Exercise prompt:
Retype the complete listing exactly as it appears.

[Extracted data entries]
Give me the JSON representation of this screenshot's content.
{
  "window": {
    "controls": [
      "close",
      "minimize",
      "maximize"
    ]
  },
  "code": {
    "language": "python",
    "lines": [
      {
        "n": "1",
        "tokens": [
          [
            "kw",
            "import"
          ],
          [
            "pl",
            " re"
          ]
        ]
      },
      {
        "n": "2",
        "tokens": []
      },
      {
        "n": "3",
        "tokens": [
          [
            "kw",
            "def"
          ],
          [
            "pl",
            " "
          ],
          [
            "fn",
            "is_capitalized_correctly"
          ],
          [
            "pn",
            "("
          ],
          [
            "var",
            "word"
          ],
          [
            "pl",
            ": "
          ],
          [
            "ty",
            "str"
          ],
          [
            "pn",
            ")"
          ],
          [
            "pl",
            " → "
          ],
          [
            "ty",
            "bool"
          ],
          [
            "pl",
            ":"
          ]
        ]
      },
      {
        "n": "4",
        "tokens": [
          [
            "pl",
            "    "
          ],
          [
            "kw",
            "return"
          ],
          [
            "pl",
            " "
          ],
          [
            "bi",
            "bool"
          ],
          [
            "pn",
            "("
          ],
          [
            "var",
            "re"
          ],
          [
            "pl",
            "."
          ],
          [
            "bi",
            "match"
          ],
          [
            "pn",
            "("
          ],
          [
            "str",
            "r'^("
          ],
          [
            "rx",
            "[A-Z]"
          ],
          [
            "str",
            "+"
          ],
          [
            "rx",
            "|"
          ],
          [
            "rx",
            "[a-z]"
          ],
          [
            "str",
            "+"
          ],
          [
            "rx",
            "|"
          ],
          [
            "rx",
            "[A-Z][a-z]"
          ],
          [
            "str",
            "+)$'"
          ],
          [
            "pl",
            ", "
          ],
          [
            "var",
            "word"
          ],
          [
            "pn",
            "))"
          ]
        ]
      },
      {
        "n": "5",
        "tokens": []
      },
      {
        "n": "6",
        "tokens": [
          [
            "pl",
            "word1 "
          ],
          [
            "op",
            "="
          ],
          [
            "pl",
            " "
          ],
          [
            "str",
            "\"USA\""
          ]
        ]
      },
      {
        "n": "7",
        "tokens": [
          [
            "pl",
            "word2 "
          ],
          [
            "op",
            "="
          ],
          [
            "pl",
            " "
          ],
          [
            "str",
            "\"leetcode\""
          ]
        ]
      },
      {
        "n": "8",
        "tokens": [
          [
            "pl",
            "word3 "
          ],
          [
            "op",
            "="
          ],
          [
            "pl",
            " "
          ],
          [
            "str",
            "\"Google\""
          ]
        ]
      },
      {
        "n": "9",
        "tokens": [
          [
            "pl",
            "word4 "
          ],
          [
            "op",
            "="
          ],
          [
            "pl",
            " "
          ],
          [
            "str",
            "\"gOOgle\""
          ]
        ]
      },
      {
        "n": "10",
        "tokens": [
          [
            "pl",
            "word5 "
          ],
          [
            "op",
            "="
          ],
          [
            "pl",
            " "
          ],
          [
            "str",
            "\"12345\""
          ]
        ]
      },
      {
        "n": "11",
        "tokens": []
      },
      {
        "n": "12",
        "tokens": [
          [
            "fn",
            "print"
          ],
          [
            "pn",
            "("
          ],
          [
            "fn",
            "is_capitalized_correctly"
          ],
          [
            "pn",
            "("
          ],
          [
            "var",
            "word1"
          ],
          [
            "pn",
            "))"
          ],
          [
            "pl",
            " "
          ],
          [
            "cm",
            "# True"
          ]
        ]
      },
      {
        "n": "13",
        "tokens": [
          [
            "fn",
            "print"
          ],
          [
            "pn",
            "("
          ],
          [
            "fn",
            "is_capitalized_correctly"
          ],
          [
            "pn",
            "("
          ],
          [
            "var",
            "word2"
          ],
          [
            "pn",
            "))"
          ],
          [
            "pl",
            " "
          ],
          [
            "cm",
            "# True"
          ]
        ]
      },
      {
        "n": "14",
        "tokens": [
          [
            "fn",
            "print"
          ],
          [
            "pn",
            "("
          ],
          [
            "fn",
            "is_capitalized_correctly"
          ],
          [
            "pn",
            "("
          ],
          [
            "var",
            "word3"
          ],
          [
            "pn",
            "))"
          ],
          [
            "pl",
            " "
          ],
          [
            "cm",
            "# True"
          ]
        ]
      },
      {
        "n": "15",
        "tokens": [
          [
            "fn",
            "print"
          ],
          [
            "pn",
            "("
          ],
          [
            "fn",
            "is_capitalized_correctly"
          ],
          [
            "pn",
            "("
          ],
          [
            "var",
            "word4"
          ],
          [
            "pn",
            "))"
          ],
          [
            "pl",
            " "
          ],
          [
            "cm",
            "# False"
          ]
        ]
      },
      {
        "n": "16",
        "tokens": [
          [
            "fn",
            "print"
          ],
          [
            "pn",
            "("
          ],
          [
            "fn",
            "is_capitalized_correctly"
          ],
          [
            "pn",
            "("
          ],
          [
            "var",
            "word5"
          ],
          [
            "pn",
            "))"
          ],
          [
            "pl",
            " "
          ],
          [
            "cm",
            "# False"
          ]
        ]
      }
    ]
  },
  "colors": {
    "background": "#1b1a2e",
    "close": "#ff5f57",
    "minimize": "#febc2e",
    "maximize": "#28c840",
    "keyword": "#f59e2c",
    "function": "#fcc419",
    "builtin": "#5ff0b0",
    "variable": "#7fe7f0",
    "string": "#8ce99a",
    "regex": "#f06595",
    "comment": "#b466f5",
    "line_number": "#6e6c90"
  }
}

Solution for this exercise:
Give me the JSON representation of this screenshot's content.
{
  "window": {
    "controls": [
      "close",
      "minimize",
      "maximize"
    ]
  },
  "code": {
    "language": "python",
    "lines": [
      {
        "n": "1",
        "tokens": [
          [
            "kw",
            "import"
          ],
          [
            "pl",
            " re"
          ]
        ]
      },
      {
        "n": "2",
        "tokens": []
      },
      {
        "n": "3",
        "tokens": [
          [
            "kw",
            "def"
          ],
          [
            "pl",
            " "
          ],
          [
            "fn",
            "is_capitalized_correctly"
          ],
          [
            "pn",
            "("
          ],
          [
            "var",
            "word"
          ],
          [
            "pl",
            ": "
          ],
          [
            "ty",
            "str"
          ],
          [
            "pn",
            ")"
          ],
          [
            "pl",
            " → "
          ],
          [
            "ty",
            "bool"
          ],
          [
            "pl",
            ":"
          ]
        ]
      },
      {
        "n": "4",
        "tokens": [
          [
            "pl",
            "    "
          ],
          [
            "kw",
            "return"
          ],
          [
            "pl",
            " "
          ],
          [
            "bi",
            "bool"
          ],
          [
            "pn",
            "("
          ],
          [
            "var",
            "re"
          ],
          [
            "pl",
            "."
          ],
          [
            "bi",
            "match"
          ],
          [
            "pn",
            "("
          ],
          [
            "str",
            "r'^("
          ],
          [
            "rx",
            "[A-Z]"
          ],
          [
            "str",
            "+"
          ],
          [
            "rx",
            "|"
          ],
          [
            "rx",
            "[a-z]"
          ],
          [
            "str",
            "+"
          ],
          [
            "rx",
            "|"
          ],
          [
            "rx",
            "[A-Z][a-z]"
          ],
          [
            "str",
            "+)$'"
          ],
          [
            "pl",
            ", "
          ],
          [
            "var",
            "word"
          ],
          [
            "pn",
            "))"
          ]
        ]
      },
      {
        "n": "5",
        "tokens": []
      },
      {
        "n": "6",
        "tokens": [
          [
            "pl",
            "word1 "
          ],
          [
            "op",
            "="
          ],
          [
            "pl",
            " "
          ],
          [
            "str",
            "\"USA\""
          ]
        ]
      },
      {
        "n": "7",
        "tokens": [
          [
            "pl",
            "word2 "
          ],
          [
            "op",
            "="
          ],
          [
            "pl",
            " "
          ],
          [
            "str",
            "\"leetcode\""
          ]
        ]
      },
      {
        "n": "8",
        "tokens": [
          [
            "pl",
            "word3 "
          ],
          [
            "op",
            "="
          ],
          [
            "pl",
            " "
          ],
          [
            "str",
            "\"Google\""
          ]
        ]
      },
      {
        "n": "9",
        "tokens": [
          [
            "pl",
            "word4 "
          ],
          [
            "op",
            "="
          ],
          [
            "pl",
            " "
          ],
          [
            "str",
            "\"gOOgle\""
          ]
        ]
      },
      {
        "n": "10",
        "tokens": [
          [
            "pl",
            "word5 "
          ],
          [
            "op",
            "="
          ],
          [
            "pl",
            " "
          ],
          [
            "str",
            "\"12345\""
          ]
        ]
      },
      {
        "n": "11",
        "tokens": []
      },
      {
        "n": "12",
        "tokens": [
          [
            "fn",
            "print"
          ],
          [
            "pn",
            "("
          ],
          [
            "fn",
            "is_capitalized_correctly"
          ],
          [
            "pn",
            "("
          ],
          [
            "var",
            "word1"
          ],
          [
            "pn",
            "))"
          ],
          [
            "pl",
            " "
          ],
          [
            "cm",
            "# True"
          ]
        ]
      },
      {
        "n": "13",
        "tokens": [
          [
            "fn",
            "print"
          ],
          [
            "pn",
            "("
          ],
          [
            "fn",
            "is_capitalized_correctly"
          ],
          [
            "pn",
            "("
          ],
          [
            "var",
            "word2"
          ],
          [
            "pn",
            "))"
          ],
          [
            "pl",
            " "
          ],
          [
            "cm",
            "# True"
          ]
        ]
      },
      {
        "n": "14",
        "tokens": [
          [
            "fn",
            "print"
          ],
          [
            "pn",
            "("
          ],
          [
            "fn",
            "is_capitalized_correctly"
          ],
          [
            "pn",
            "("
          ],
          [
            "var",
            "word3"
          ],
          [
            "pn",
            "))"
          ],
          [
            "pl",
            " "
          ],
          [
            "cm",
            "# True"
          ]
        ]
      },
      {
        "n": "15",
        "tokens": [
          [
            "fn",
            "print"
          ],
          [
            "pn",
            "("
          ],
          [
            "fn",
            "is_capitalized_correctly"
          ],
          [
            "pn",
            "("
          ],
          [
            "var",
            "word4"
          ],
          [
            "pn",
            "))"
          ],
          [
            "pl",
            " "
          ],
          [
            "cm",
            "# False"
          ]
        ]
      },
      {
        "n": "16",
        "tokens": [
          [
            "fn",
            "print"
          ],
          [
            "pn",
            "("
          ],
          [
            "fn",
            "is_capitalized_correctly"
          ],
          [
            "pn",
            "("
          ],
          [
            "var",
            "word5"
          ],
          [
            "pn",
            "))"
          ],
          [
            "pl",
            " "
          ],
          [
            "cm",
            "# False"
          ]
        ]
      }
    ]
  },
  "colors": {
    "background": "#1b1a2e",
    "close": "#ff5f57",
    "minimize": "#febc2e",
    "maximize": "#28c840",
    "keyword": "#f59e2c",
    "function": "#fcc419",
    "builtin": "#5ff0b0",
    "variable": "#7fe7f0",
    "string": "#8ce99a",
    "regex": "#f06595",
    "comment": "#b466f5",
    "line_number": "#6e6c90"
  }
}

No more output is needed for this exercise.